When your impossible constructs fall apart, built painstakingly from many pieces gathered over your lifetime, you're stuck. You don't know where you're going, but you can't start over completely, and you can't go back the way you came. You're left surrounded by those who don't know and don't want to know. That was the case before, but the arcane nature of it made it all seem special. It's not that special any more. You still have what you know, but you're stuck in Hooterville with Mr. Haney and Eb. Or are you?

You try to think it through in this setting, but it seems to mean everything and nothing all at once, it balances out to zero.

And now the music goes to the strange and the confused. Time to think through this and take stock and make sense enough to act.

How the hell do I get out of here? I asks meself.

Try simple answers, I sez.

Simple? I don't know nothin' 'bout simple. I'm a complex sensitive artist type.

Maybe, I sez. But you didn't know nothin' about that other stuff before you started either. You're stuck here and you've got to try something or stay here, which to you is nowhere. I know us, and we can't do it. So what are we gonna do?

OK, I sez, though I don't know nothin' about 'em it's time to learn. I can't do complexity no more, mine's broken and I can't ride it anymore anyway. I could just walk away from all this, but who am I kidding, no I can't. Simple answers it is.

And the song portion resumes, this time embellished. Also, one line is changed, or augmented, from the first time through. It had said, "Watch as all points cancel all other points", which is nihilism talking- nothing means anything. But the second time around, the voice on the other side of the speakers says "Watch as each point cancels its opposite point"- not ready to give up nihilism yet, and this point isn't much better- but it's a start.

"Laugh Gently"

Late afternoon through closing: bar hours.

This is the punchline of the album. If there is one bit of practical advice to be taken away, it's here. You may think all this is weird and funny. You may have wandered down some bizarre paths in your life. You may have gone on some long journey to find yourself, and meaning, and come back only to find that you were there all along, what you were looking for was always with you, and the treasure was in the journey. It seems to make the entire trip silly. Maybe you should have known better. Shrug your shoulders, laugh, and move on. And maybe, you really did learn something. Meanwhile, if you're outside of this and want to judge, be careful...laugh gently. What you need to know may not be as weird as my journey, but you may need it just as badly, maybe more. The truth you need could be right under your nose too, and you may have been unable to see it for a long time. Maybe you still don't. This could easily happen to you.

And the music?

I wanted it to be anti-prog, and something like a Rolling Stones song came to mind. There's a sort of partying feeling about it. Simple, straightforward, pub humor. Small Faces came to mind too. So that's what I did. This continues to take the album in the direction of simple and basic but this time with more vitality and power, self humor and acceptance. I sometimes with I had made it longer, but the brevity of it continues the point, so I accept it.

"At The End Of The Day"

[Layout element annotations]
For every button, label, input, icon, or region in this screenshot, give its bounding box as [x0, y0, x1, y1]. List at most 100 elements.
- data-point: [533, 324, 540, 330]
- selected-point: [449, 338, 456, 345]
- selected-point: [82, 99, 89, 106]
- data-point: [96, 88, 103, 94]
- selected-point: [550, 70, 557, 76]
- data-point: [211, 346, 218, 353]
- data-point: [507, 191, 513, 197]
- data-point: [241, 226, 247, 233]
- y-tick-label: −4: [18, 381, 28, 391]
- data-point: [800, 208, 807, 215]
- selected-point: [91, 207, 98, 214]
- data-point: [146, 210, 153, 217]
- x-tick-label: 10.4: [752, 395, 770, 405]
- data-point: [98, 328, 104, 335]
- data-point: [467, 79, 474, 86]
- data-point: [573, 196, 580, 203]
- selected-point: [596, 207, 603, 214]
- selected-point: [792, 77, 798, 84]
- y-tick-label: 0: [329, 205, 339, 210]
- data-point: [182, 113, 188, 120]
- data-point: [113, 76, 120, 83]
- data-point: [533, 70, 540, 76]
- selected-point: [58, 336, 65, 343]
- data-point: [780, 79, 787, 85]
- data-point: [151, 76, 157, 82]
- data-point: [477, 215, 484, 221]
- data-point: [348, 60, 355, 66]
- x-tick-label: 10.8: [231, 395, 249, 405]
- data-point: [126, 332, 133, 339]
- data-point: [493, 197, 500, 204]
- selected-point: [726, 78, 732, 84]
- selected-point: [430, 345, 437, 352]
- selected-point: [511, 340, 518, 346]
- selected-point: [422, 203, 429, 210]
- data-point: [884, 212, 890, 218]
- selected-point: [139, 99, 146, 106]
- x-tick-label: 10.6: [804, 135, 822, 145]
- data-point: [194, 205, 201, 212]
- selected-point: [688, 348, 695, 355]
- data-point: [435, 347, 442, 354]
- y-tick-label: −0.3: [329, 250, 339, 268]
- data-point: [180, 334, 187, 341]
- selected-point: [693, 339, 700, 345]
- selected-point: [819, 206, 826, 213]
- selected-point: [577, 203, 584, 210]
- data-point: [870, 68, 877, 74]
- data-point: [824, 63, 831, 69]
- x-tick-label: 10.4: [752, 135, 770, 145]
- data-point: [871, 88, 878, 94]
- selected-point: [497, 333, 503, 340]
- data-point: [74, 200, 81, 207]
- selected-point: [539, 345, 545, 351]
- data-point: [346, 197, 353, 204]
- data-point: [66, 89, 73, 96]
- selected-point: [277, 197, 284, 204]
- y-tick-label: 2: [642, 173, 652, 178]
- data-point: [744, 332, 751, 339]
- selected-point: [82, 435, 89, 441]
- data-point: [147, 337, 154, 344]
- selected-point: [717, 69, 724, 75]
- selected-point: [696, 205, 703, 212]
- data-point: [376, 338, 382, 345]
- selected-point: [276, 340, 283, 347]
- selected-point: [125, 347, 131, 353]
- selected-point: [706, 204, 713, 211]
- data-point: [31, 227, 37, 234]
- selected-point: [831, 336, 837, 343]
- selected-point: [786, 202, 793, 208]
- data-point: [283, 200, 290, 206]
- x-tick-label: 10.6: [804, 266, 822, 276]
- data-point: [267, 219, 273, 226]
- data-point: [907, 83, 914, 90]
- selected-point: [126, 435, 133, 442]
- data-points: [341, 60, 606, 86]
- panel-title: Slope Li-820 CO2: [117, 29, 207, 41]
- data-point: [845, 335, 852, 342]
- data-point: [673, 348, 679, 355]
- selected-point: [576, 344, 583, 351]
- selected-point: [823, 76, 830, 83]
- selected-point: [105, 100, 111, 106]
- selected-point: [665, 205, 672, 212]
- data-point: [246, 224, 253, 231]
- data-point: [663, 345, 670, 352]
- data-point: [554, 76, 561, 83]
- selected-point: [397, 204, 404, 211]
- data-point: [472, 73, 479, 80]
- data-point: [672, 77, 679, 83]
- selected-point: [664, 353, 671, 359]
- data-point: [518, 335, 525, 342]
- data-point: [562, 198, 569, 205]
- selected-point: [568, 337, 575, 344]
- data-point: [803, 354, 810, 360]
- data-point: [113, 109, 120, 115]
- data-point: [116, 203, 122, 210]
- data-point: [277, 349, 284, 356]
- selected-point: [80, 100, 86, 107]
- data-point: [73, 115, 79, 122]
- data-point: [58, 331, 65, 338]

*INSTRUCTIONS*:
a) Update the album commentary between "When your impossible" and "out to zero.", inclusive, putting "whole life" in place of "lifetime".
b) In the album commentary, what two acts came to mind for the music of "Laugh Gently"?

*SOLVED PROBLEMS*:
a)
When your impossible constructs fall apart, built painstakingly from many pieces gathered over your whole life, you're stuck. You don't know where you're going, but you can't start over completely, and you can't go back the way you came. You're left surrounded by those who don't know and don't want to know. That was the case before, but the arcane nature of it made it all seem special. It's not that special any more. You still have what you know, but you're stuck in Hooterville with Mr. Haney and Eb. Or are you?

You try to think it through in this setting, but it seems to mean everything and nothing all at once, it balances out to zero.

b) Something like a Rolling Stones song, and Small Faces.